_Short task_: Transcribe the material word for word, but without the images.

::: Stored records

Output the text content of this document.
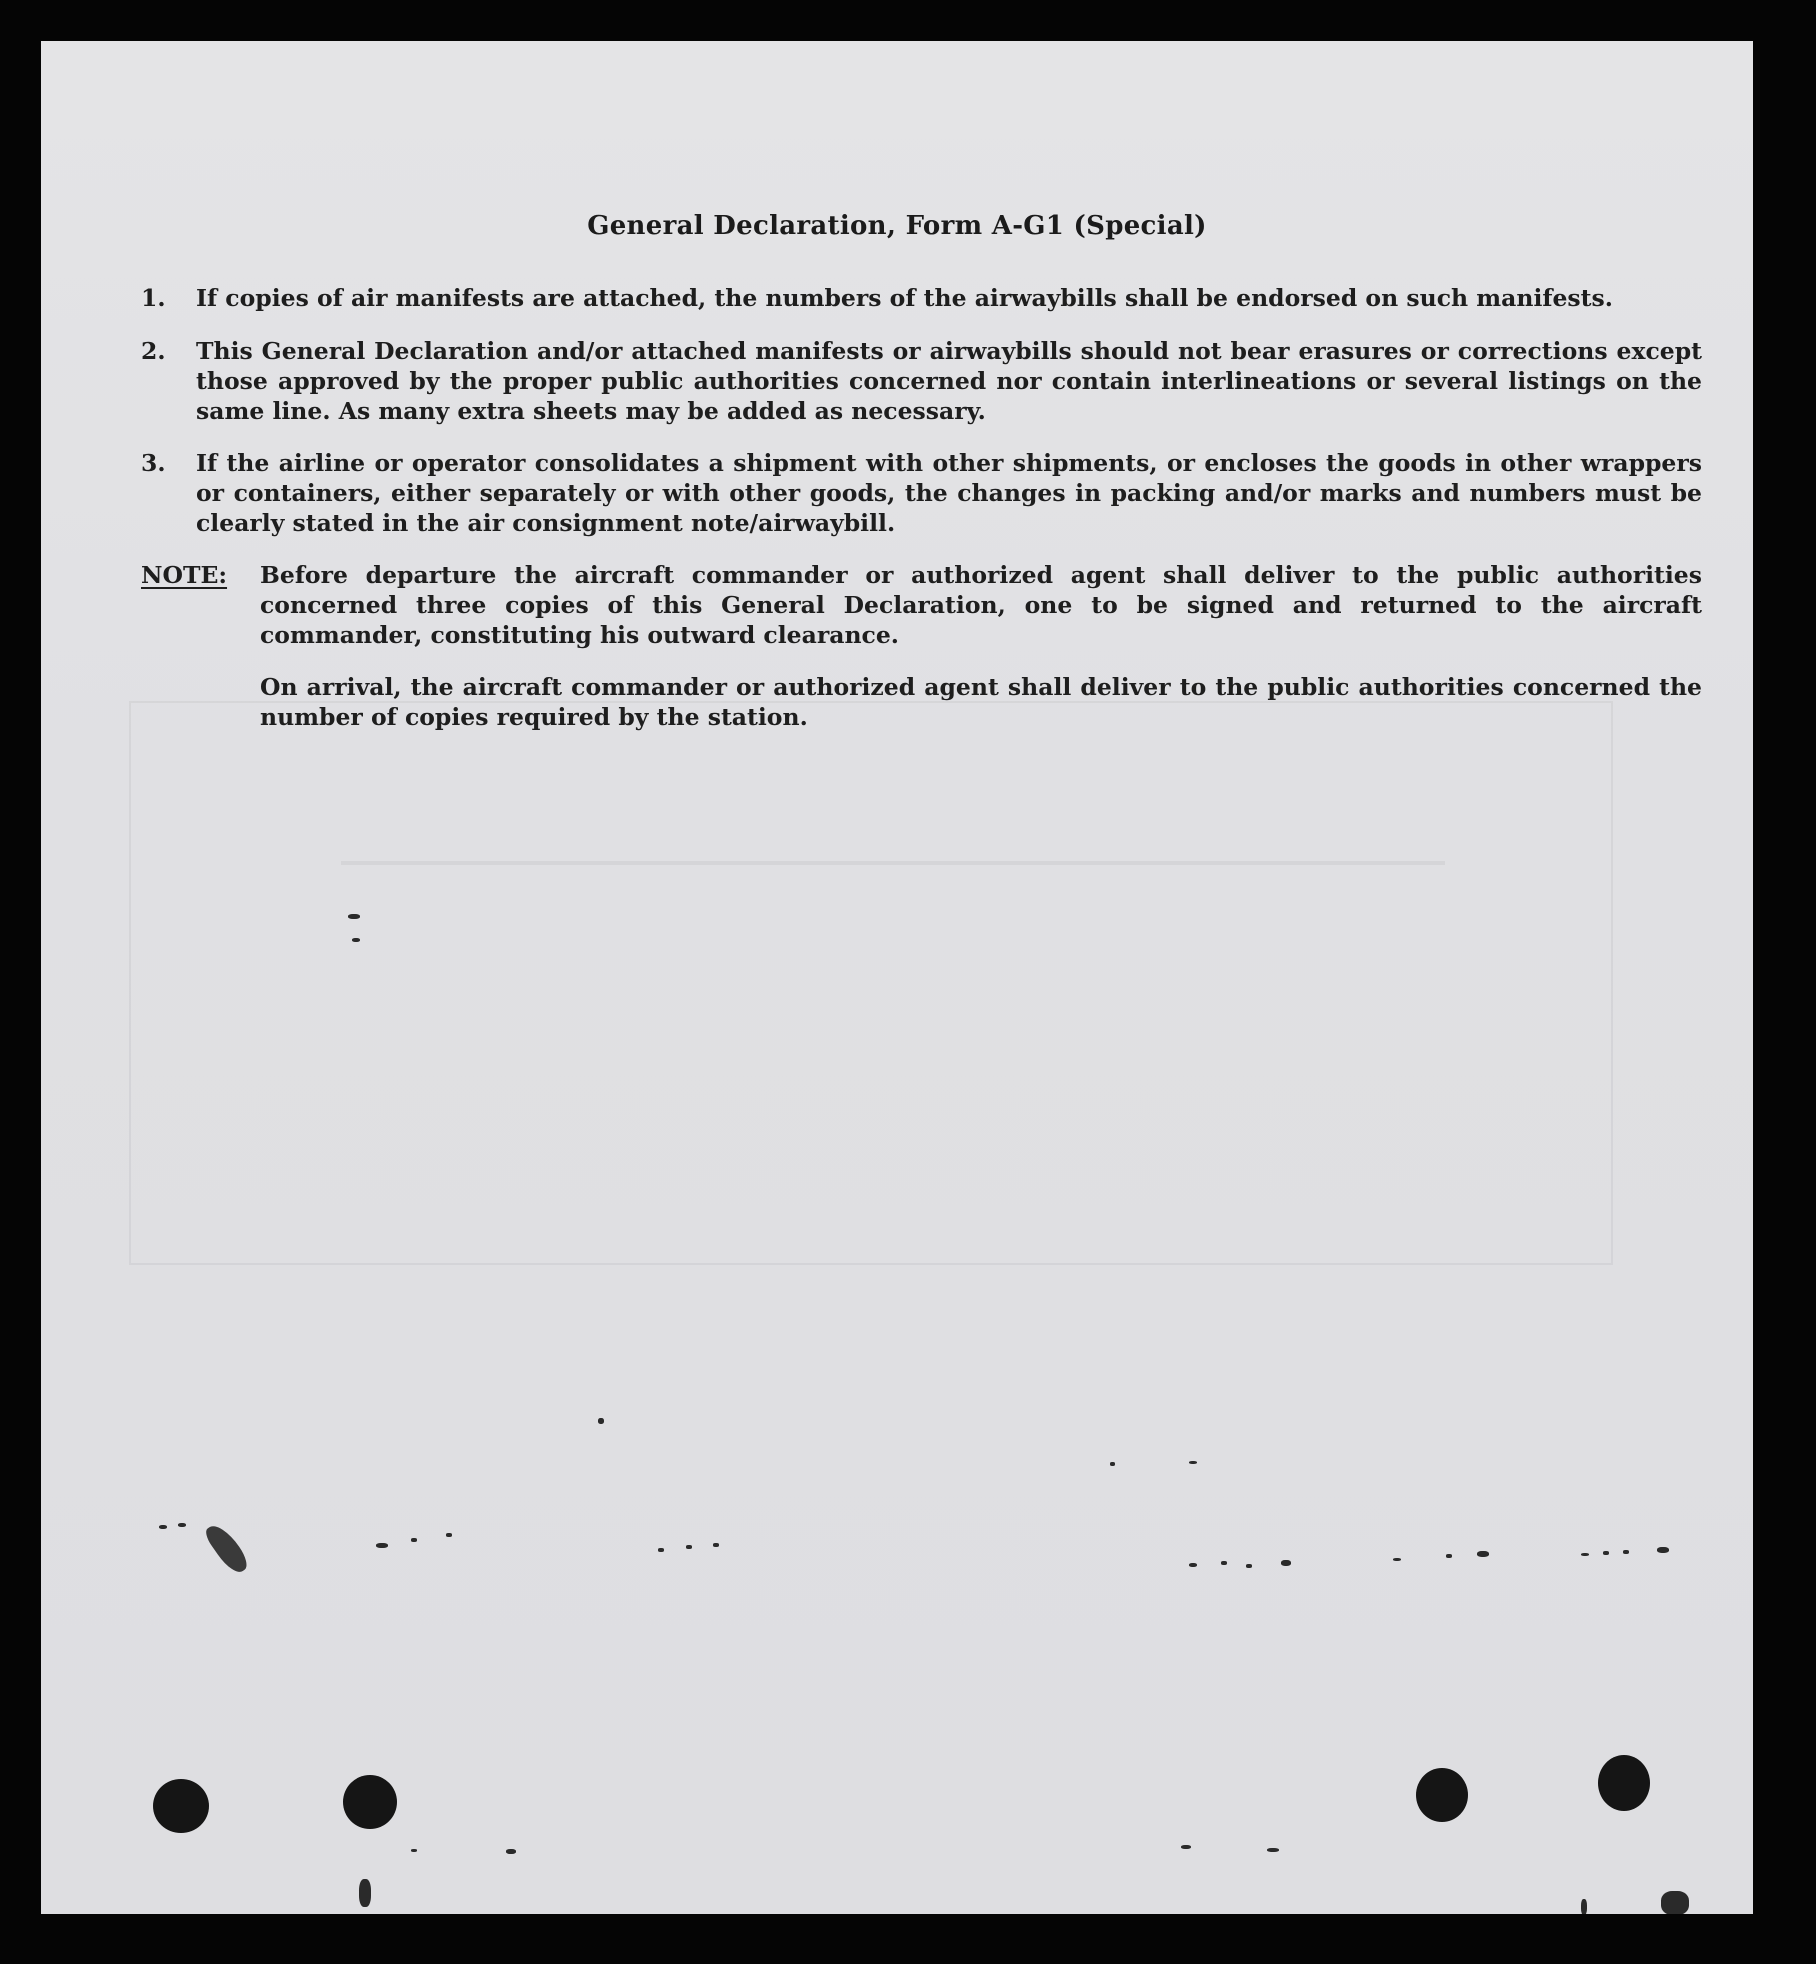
General Declaration, Form A-G1 (Special)
1. If copies of air manifests are attached, the numbers of the airwaybills shall be endorsed on such manifests.
2. This General Declaration and/or attached manifests or airwaybills should not bear erasures or corrections except those approved by the proper public authorities concerned nor contain interlineations or several listings on the same line. As many extra sheets may be added as necessary.
3. If the airline or operator consolidates a shipment with other shipments, or encloses the goods in other wrappers or containers, either separately or with other goods, the changes in packing and/or marks and numbers must be clearly stated in the air consignment note/airwaybill.
NOTE: Before departure the aircraft commander or authorized agent shall deliver to the public authorities concerned three copies of this General Declaration, one to be signed and returned to the aircraft commander, constituting his outward clearance.
On arrival, the aircraft commander or authorized agent shall deliver to the public authorities concerned the number of copies required by the station.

::::::

_The reply_:
Output the text content of this document.
General Declaration, Form A-G1 (Special)
1. If copies of air manifests are attached, the numbers of the airwaybills shall be endorsed on such manifests.
2. This General Declaration and/or attached manifests or airwaybills should not bear erasures or corrections except those approved by the proper public authorities concerned nor contain interlineations or several listings on the same line. As many extra sheets may be added as necessary.
3. If the airline or operator consolidates a shipment with other shipments, or encloses the goods in other wrappers or containers, either separately or with other goods, the changes in packing and/or marks and numbers must be clearly stated in the air consignment note/airwaybill.
NOTE: Before departure the aircraft commander or authorized agent shall deliver to the public authorities concerned three copies of this General Declaration, one to be signed and returned to the aircraft commander, constituting his outward clearance.
On arrival, the aircraft commander or authorized agent shall deliver to the public authorities concerned the number of copies required by the station.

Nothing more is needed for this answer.